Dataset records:
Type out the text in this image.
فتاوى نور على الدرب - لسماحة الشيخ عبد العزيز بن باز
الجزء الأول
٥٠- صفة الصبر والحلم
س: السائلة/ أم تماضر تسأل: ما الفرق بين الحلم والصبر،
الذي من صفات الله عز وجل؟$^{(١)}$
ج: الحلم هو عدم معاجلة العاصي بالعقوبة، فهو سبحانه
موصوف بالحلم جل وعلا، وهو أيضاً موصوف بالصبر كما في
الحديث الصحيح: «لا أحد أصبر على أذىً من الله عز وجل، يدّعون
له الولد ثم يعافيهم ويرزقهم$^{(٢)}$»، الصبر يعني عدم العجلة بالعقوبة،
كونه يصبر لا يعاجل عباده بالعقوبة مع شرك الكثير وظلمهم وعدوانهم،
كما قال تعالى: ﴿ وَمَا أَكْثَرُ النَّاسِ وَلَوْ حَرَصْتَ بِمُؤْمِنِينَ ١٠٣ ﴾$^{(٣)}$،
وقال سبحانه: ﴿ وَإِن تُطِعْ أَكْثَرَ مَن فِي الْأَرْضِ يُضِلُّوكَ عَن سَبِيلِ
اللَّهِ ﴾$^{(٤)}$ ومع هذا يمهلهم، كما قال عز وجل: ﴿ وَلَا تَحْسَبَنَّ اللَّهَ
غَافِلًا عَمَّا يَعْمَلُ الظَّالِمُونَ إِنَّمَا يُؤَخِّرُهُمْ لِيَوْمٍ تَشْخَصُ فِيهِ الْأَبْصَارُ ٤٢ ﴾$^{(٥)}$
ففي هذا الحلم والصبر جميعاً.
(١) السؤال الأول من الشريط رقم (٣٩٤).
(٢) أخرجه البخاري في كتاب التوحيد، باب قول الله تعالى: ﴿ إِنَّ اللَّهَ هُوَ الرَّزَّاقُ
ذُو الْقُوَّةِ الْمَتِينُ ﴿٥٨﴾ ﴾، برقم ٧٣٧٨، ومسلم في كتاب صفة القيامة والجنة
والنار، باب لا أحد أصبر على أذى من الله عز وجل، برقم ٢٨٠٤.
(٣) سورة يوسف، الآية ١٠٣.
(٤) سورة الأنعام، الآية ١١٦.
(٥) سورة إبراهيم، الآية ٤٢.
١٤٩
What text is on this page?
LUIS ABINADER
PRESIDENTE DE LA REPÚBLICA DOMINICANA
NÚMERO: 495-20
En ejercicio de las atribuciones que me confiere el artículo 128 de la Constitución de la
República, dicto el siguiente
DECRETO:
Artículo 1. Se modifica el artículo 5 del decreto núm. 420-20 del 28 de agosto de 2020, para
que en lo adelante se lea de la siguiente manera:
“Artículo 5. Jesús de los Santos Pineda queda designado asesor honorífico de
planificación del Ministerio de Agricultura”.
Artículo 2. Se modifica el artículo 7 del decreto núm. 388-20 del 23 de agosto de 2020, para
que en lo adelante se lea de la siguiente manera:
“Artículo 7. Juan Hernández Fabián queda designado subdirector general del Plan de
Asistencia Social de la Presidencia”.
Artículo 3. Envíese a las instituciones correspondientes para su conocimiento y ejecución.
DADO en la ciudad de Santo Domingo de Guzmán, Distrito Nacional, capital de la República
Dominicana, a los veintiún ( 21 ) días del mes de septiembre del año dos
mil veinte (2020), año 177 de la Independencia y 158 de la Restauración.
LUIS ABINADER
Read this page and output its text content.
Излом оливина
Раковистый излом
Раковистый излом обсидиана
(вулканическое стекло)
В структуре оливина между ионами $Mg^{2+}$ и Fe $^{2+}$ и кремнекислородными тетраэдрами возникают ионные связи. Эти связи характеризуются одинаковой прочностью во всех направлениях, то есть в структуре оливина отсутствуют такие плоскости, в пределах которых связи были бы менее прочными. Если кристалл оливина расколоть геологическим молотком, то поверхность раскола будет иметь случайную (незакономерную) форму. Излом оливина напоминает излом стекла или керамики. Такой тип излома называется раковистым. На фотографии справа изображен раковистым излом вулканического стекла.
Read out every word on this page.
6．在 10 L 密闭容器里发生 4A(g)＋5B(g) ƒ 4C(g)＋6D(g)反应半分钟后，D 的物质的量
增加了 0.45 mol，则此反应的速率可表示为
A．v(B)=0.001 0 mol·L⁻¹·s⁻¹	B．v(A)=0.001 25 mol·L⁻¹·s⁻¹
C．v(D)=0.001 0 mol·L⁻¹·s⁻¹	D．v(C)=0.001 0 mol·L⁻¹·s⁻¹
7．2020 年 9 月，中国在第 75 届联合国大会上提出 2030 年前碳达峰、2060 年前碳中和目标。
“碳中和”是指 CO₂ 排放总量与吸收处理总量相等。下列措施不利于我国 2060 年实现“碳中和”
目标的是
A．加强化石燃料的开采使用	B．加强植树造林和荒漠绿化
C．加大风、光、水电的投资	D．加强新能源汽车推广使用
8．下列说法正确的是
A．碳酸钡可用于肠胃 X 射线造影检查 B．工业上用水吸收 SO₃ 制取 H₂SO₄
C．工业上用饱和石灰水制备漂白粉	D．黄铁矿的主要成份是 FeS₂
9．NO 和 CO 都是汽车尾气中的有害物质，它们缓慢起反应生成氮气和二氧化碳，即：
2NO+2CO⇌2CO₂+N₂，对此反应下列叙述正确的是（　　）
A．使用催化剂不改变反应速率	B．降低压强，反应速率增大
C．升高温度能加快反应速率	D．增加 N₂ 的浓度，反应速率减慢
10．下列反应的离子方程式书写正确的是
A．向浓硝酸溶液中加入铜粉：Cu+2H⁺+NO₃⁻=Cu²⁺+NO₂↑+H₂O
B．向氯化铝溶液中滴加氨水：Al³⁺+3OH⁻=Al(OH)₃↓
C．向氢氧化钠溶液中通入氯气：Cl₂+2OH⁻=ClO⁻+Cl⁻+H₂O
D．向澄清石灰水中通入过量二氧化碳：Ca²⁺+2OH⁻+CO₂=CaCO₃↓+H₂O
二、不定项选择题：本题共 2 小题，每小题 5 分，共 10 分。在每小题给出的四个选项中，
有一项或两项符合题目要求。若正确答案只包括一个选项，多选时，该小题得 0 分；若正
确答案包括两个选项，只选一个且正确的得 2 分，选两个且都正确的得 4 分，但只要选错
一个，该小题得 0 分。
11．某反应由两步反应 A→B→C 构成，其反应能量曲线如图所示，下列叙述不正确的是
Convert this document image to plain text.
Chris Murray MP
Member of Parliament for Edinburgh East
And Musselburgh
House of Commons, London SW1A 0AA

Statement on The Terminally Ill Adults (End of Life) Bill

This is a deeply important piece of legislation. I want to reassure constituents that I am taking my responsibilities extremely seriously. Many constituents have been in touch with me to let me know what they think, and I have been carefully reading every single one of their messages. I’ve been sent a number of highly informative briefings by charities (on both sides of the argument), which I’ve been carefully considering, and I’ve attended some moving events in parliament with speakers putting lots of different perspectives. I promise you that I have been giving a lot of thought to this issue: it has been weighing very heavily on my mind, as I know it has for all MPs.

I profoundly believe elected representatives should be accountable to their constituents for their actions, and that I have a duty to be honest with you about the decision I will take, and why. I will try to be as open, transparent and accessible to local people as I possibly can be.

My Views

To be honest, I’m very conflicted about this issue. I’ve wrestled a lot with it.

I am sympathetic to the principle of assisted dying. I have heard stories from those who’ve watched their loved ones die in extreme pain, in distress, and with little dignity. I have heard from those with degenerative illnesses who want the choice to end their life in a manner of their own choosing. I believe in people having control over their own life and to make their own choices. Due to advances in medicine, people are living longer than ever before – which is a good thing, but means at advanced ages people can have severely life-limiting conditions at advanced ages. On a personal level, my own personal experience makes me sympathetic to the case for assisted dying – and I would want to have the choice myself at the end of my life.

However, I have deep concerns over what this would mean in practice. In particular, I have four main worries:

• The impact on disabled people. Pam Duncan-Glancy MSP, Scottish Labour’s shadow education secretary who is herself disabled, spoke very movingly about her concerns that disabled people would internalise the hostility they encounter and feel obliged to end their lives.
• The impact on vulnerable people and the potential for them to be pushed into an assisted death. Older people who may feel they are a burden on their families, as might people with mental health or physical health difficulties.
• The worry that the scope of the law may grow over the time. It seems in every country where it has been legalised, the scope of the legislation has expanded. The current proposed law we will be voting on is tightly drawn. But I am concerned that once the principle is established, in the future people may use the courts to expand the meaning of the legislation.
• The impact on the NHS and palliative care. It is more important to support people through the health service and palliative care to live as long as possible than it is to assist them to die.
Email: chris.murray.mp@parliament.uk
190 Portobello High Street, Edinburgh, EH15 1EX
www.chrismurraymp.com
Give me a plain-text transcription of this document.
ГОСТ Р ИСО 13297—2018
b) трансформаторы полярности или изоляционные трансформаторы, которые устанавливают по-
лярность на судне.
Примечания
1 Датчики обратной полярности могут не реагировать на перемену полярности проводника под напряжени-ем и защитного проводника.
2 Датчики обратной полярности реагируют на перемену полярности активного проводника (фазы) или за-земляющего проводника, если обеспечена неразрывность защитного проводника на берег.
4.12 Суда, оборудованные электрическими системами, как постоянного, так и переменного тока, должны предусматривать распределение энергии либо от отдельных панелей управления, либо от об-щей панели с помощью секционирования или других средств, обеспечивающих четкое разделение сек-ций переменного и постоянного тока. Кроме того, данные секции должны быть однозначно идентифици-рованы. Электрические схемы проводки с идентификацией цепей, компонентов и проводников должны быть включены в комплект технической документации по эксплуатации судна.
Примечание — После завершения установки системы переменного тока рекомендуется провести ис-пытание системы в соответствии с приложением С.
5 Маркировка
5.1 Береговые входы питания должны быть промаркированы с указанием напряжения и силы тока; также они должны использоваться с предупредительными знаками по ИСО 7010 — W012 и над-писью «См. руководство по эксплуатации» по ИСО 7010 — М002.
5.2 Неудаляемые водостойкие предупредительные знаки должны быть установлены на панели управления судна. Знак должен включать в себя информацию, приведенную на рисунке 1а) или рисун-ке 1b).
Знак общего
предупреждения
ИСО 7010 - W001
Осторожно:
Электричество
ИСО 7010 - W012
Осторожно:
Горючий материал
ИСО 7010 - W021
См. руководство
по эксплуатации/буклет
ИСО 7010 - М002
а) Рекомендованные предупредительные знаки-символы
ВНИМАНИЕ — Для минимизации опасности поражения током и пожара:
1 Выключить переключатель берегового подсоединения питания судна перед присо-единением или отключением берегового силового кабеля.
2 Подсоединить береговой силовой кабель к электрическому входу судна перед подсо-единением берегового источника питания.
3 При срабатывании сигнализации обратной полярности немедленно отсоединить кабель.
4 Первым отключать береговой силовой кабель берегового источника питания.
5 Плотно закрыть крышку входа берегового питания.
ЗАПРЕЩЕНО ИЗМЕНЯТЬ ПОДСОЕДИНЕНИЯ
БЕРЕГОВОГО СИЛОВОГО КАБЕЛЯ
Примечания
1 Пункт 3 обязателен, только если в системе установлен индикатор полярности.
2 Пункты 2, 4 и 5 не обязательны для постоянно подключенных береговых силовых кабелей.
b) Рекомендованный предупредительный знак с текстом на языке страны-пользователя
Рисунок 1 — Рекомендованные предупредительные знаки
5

SHORT TASK:
Exactly how many lines in the data above contain the word "their"? Respond with the number and nothing more.

RESULT OF THIS TASK:
5